##### SUPPLIED MATERIAL

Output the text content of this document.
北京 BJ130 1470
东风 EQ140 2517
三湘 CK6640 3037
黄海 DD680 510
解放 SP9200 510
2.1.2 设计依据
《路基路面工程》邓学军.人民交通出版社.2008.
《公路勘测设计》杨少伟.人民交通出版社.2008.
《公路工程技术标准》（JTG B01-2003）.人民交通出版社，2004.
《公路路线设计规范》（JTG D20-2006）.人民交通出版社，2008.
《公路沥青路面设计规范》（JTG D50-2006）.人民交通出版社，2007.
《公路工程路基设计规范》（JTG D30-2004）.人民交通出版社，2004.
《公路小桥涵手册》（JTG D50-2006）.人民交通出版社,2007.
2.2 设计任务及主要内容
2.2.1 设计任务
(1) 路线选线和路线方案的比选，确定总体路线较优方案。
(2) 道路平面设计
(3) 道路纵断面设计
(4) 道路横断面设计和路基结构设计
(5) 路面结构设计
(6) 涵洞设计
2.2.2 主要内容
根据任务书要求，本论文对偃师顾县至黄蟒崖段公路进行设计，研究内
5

##########
##### SUPPLIED MATERIAL

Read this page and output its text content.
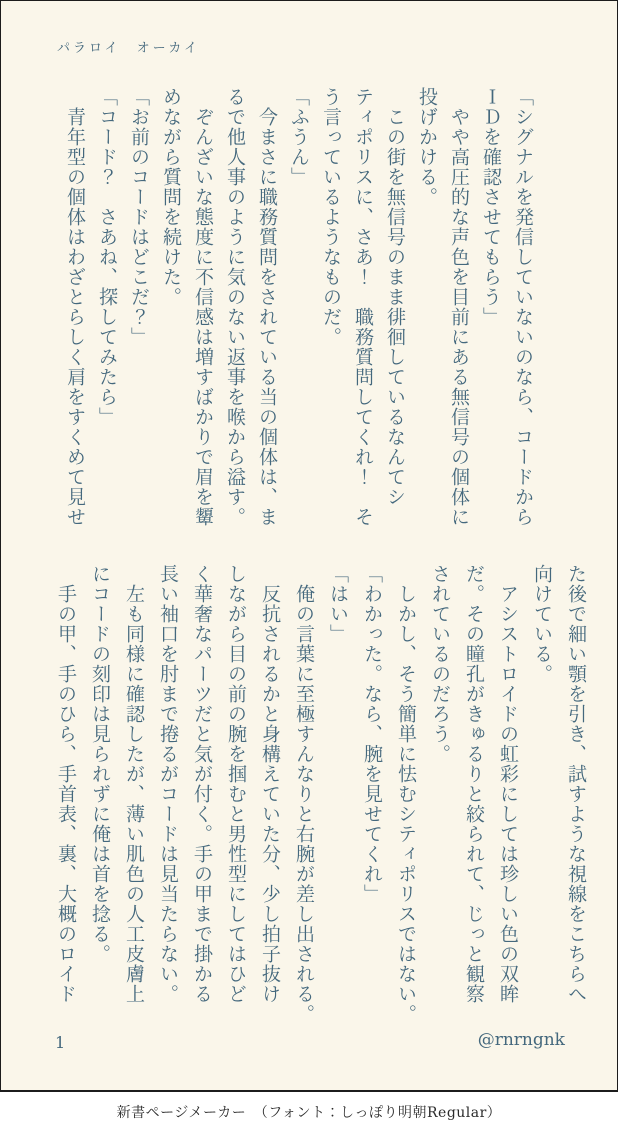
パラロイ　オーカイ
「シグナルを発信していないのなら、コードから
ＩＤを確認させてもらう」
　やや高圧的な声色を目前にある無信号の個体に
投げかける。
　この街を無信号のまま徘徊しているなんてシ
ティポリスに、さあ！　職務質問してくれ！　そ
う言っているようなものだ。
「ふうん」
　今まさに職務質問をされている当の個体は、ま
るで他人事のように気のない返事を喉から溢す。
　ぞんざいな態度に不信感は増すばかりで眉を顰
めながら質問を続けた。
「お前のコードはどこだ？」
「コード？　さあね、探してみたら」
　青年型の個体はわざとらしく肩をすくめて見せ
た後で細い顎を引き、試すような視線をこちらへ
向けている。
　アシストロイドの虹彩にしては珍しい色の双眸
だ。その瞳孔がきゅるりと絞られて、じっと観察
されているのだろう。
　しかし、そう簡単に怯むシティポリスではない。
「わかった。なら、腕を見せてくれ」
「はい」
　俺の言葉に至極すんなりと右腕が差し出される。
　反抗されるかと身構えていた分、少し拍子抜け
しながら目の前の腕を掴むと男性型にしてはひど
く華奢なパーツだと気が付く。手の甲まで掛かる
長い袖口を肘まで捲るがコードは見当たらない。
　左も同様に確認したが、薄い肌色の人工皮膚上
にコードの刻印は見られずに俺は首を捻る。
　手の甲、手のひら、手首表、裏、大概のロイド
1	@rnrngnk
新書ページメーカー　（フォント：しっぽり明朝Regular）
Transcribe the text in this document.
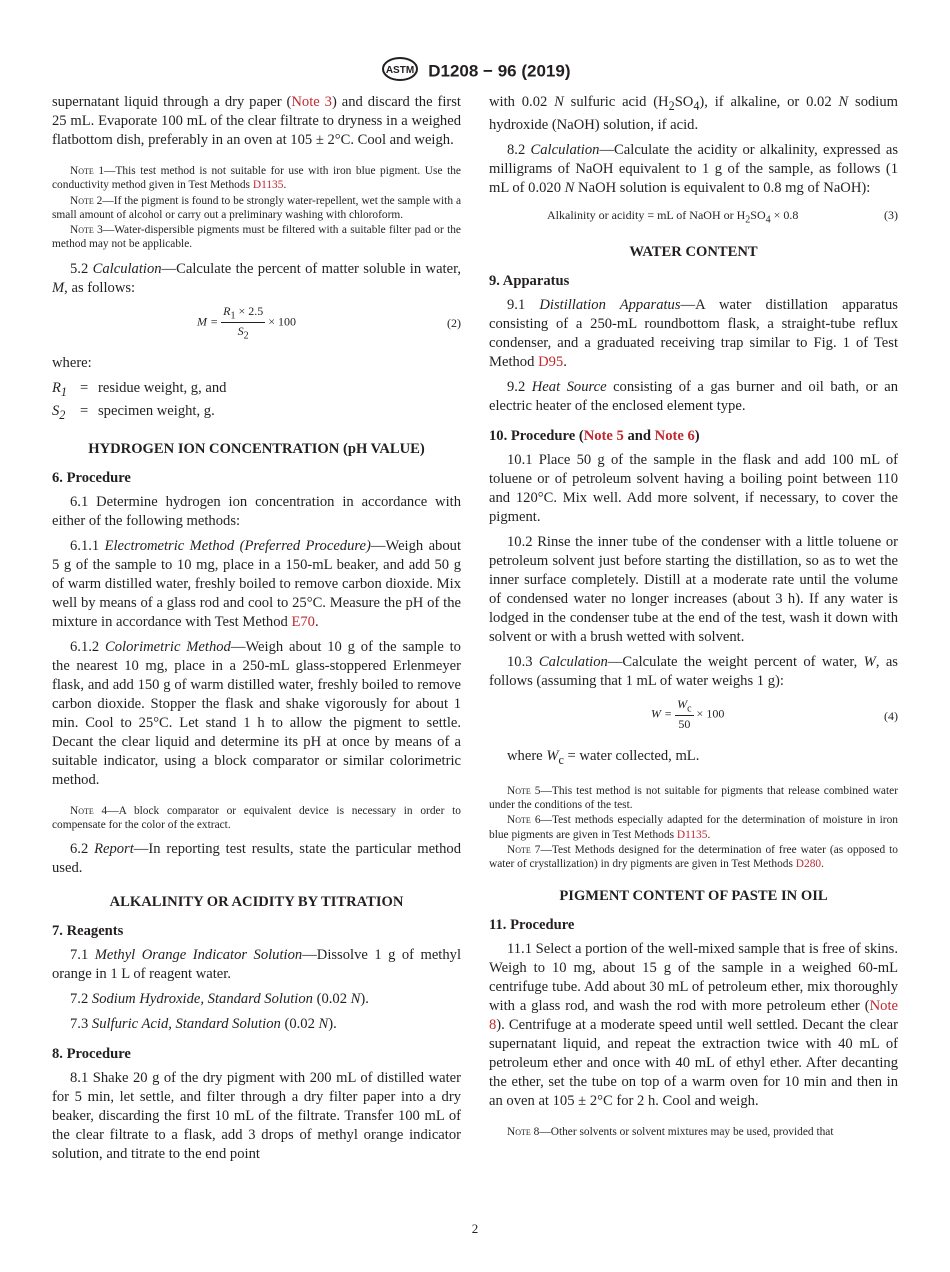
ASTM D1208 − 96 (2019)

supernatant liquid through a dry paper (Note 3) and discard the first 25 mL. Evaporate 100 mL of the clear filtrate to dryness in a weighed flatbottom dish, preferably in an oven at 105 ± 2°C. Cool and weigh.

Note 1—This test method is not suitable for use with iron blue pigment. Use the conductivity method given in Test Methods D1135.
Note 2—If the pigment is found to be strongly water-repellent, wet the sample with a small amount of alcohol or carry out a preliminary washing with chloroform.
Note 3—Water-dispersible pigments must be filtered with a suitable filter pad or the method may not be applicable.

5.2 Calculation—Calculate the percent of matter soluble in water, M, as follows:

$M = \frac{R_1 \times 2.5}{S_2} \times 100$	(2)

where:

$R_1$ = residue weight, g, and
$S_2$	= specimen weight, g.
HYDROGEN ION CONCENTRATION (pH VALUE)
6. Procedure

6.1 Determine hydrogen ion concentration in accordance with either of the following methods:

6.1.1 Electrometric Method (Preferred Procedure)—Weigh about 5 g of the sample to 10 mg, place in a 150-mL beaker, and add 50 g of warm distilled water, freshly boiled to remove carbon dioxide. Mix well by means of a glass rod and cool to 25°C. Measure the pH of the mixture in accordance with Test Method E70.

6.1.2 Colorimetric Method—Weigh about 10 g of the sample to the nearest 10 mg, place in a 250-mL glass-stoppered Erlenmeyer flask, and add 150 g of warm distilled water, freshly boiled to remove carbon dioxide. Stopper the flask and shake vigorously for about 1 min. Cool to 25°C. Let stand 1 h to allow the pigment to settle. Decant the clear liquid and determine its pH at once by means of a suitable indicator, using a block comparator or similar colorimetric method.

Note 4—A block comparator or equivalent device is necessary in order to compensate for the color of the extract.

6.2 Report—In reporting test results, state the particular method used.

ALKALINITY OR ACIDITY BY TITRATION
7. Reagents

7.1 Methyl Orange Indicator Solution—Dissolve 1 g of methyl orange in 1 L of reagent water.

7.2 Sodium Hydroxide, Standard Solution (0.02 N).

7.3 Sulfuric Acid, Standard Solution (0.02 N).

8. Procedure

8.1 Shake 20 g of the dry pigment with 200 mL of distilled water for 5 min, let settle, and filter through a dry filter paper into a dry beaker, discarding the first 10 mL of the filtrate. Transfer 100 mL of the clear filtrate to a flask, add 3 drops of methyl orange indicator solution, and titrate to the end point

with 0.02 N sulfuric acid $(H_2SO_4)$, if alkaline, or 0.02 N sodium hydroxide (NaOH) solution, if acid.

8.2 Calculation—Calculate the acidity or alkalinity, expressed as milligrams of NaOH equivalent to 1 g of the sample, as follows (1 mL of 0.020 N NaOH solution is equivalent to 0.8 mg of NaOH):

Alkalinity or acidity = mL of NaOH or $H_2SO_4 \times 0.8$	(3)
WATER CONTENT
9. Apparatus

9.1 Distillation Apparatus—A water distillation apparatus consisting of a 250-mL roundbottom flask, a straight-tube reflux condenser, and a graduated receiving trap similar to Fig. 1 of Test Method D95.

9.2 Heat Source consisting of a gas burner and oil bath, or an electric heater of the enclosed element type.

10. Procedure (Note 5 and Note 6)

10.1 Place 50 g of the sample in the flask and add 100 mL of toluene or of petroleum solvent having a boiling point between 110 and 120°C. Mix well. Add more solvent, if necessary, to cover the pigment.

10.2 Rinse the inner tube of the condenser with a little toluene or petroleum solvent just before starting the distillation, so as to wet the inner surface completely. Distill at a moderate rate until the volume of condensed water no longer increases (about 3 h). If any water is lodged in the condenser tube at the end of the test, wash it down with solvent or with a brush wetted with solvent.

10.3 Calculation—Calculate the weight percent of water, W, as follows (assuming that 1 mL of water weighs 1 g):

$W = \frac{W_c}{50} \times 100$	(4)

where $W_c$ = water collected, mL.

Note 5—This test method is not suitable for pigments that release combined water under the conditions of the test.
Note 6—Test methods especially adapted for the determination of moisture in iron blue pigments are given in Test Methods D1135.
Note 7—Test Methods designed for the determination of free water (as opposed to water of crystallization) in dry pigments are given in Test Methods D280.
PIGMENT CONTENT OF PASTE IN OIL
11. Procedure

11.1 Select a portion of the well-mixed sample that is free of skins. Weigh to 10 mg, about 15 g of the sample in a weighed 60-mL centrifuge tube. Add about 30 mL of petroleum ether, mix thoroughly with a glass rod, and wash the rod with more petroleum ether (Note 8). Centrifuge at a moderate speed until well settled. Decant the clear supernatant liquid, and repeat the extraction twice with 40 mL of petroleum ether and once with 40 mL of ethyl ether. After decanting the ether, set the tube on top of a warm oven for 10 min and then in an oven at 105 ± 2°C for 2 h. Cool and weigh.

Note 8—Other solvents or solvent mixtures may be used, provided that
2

##########

■ PROBLEM REQUIREMENTS ■
Which lines in the listing above hold the word "weight"? Show each of them.

■ SOLUTION ■
$R_1$ = residue weight, g, and
$S_2$	= specimen weight, g.
10.3 Calculation—Calculate the weight percent of water, W, as follows (assuming that 1 mL of water weighs 1 g):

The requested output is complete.